*PROBLEM DESCRIPTION:* Show every line where "apparaat" occurs.

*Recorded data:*
────

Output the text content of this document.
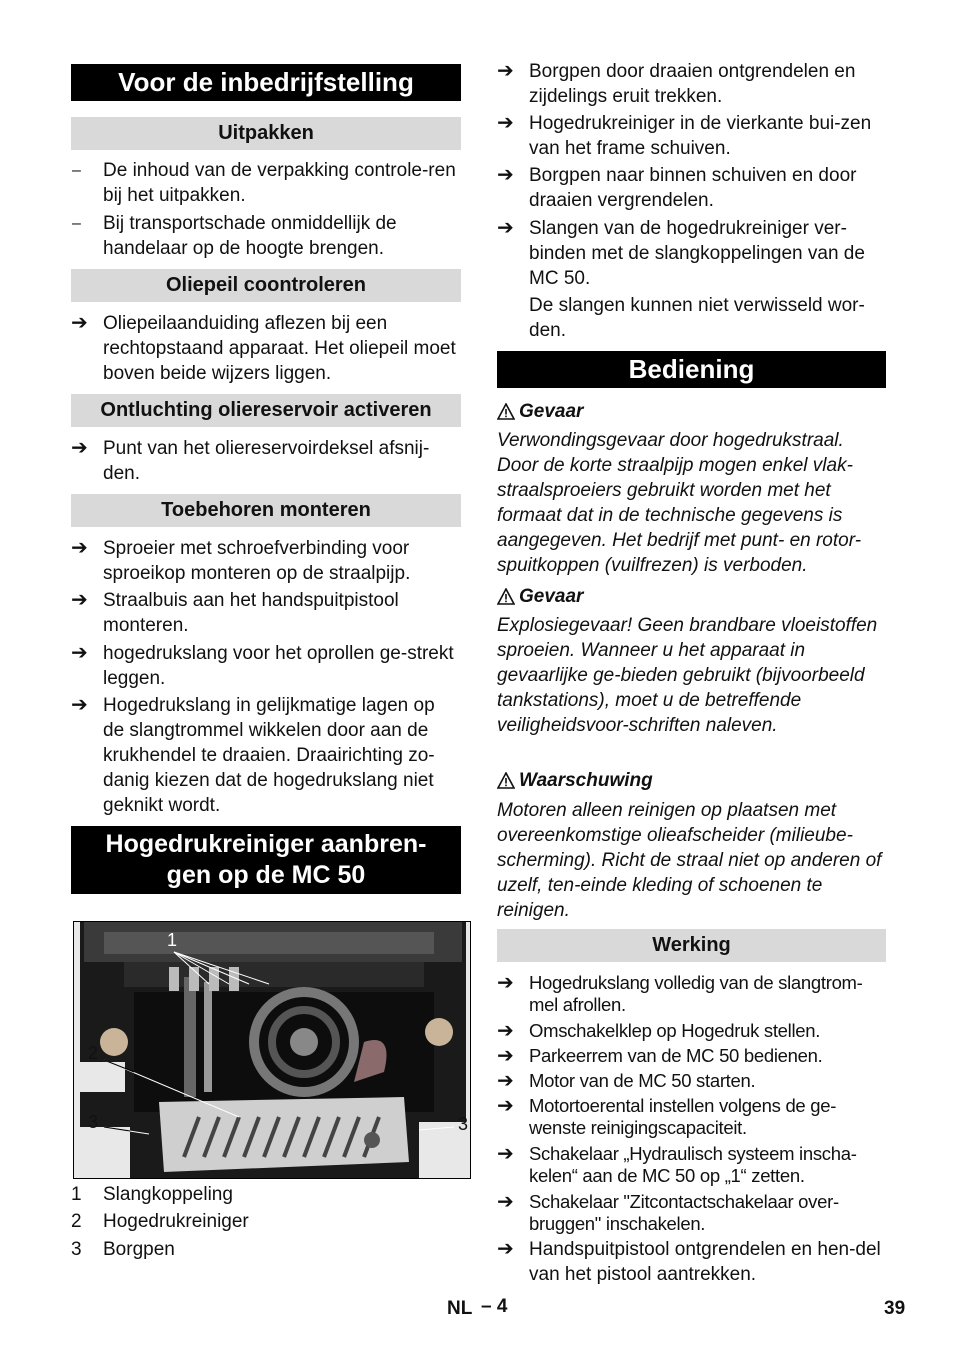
Voor de inbedrijfstelling
Uitpakken
–	De inhoud van de verpakking controle-ren bij het uitpakken.
–	Bij transportschade onmiddellijk de handelaar op de hoogte brengen.
Oliepeil coontroleren
➔ Oliepeilaanduiding aflezen bij een rechtopstaand apparaat. Het oliepeil moet boven beide wijzers liggen.
Ontluchting oliereservoir activeren
➔ Punt van het oliereservoirdeksel afsnij-den.
Toebehoren monteren
➔ Sproeier met schroefverbinding voor sproeikop monteren op de straalpijp.
➔ Straalbuis aan het handspuitpistool monteren.
➔ hogedrukslang voor het oprollen ge-strekt leggen.
➔ Hogedrukslang in gelijkmatige lagen op de slangtrommel wikkelen door aan de krukhendel te draaien. Draairichting zo-danig kiezen dat de hogedrukslang niet geknikt wordt.
Hogedrukreiniger aanbren-
gen op de MC 50
1
2
3	3
1	Slangkoppeling
2	Hogedrukreiniger
3	Borgpen
➔ Borgpen door draaien ontgrendelen en zijdelings eruit trekken.
➔ Hogedrukreiniger in de vierkante bui-zen van het frame schuiven.
➔ Borgpen naar binnen schuiven en door draaien vergrendelen.
➔ Slangen van de hogedrukreiniger ver-binden met de slangkoppelingen van de MC 50.
De slangen kunnen niet verwisseld wor-den.
Bediening
Gevaar
Verwondingsgevaar door hogedrukstraal. Door de korte straalpijp mogen enkel vlak-straalsproeiers gebruikt worden met het formaat dat in de technische gegevens is aangegeven. Het bedrijf met punt- en rotor-spuitkoppen (vuilfrezen) is verboden.
Gevaar
Explosiegevaar! Geen brandbare vloeistoffen sproeien. Wanneer u het apparaat in gevaarlijke ge-bieden gebruikt (bijvoorbeeld tankstations), moet u de betreffende veiligheidsvoor-schriften naleven.
Waarschuwing
Motoren alleen reinigen op plaatsen met overeenkomstige olieafscheider (milieube-scherming). Richt de straal niet op anderen of uzelf, ten-einde kleding of schoenen te reinigen.
Werking
➔ Hogedrukslang volledig van de slangtrom-mel afrollen.
➔ Omschakelklep op Hogedruk stellen.
➔ Parkeerrem van de MC 50 bedienen.
➔ Motor van de MC 50 starten.
➔ Motortoerental instellen volgens de ge-wenste reinigingscapaciteit.
➔ Schakelaar „Hydraulisch systeem inscha-kelen“ aan de MC 50 op „1“ zetten.
➔ Schakelaar "Zitcontactschakelaar over-bruggen" inschakelen.
➔ Handspuitpistool ontgrendelen en hen-del van het pistool aantrekken.
NL – 4	39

────

*RESULT OF THE TASK:*
➔ Oliepeilaanduiding aflezen bij een rechtopstaand apparaat. Het oliepeil moet boven beide wijzers liggen.
Explosiegevaar! Geen brandbare vloeistoffen sproeien. Wanneer u het apparaat in gevaarlijke ge-bieden gebruikt (bijvoorbeeld tankstations), moet u de betreffende veiligheidsvoor-schriften naleven.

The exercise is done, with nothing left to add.